**PROBLEM STATEMENT**
Copy out each line in the material below that has the word "format".

**INPUT ROWS**
--------------------

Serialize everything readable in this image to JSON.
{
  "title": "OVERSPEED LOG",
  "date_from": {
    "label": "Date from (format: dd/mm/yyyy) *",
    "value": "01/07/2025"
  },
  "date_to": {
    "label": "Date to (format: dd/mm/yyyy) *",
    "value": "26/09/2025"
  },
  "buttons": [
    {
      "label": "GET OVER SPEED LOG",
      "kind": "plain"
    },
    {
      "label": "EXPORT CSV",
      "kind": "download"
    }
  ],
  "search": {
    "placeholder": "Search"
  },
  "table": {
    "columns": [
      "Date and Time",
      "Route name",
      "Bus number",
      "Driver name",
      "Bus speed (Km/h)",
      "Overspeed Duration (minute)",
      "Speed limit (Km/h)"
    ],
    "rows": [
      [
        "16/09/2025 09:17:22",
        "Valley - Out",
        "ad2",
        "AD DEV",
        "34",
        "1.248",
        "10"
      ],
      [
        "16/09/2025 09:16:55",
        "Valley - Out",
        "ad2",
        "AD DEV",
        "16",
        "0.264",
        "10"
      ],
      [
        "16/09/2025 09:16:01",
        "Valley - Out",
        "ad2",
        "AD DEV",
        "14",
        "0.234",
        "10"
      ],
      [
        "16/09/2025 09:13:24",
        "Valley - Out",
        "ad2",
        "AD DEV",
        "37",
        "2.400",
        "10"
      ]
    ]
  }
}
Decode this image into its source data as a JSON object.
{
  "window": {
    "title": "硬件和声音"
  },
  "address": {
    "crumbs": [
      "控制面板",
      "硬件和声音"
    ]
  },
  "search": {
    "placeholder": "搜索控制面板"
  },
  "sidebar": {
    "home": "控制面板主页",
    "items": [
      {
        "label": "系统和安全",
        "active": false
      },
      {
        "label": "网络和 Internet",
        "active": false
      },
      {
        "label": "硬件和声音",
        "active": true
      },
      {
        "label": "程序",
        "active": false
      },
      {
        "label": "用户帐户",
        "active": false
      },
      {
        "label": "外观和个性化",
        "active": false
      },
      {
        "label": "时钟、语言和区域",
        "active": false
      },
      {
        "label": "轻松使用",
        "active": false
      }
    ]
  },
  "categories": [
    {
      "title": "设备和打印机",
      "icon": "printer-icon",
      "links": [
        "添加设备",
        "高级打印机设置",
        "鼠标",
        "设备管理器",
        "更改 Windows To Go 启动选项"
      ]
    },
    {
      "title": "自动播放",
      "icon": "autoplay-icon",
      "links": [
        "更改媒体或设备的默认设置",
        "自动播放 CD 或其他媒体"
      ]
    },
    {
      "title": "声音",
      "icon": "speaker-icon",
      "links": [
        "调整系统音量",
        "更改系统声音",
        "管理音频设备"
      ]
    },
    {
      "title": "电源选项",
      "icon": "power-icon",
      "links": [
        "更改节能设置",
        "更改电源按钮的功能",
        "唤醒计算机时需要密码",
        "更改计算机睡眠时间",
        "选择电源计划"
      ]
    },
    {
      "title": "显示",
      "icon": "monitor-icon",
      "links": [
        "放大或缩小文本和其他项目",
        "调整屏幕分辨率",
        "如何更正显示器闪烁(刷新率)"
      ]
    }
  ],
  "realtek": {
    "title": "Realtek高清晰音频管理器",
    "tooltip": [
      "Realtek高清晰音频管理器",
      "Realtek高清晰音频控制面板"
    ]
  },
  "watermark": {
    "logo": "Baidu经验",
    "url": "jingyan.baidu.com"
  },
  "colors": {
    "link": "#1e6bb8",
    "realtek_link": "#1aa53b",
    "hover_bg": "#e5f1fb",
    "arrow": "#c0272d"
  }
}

--------------------

**EXERCISE RESPONSE**
    "label": "Date from (format: dd/mm/yyyy) *",
    "label": "Date to (format: dd/mm/yyyy) *",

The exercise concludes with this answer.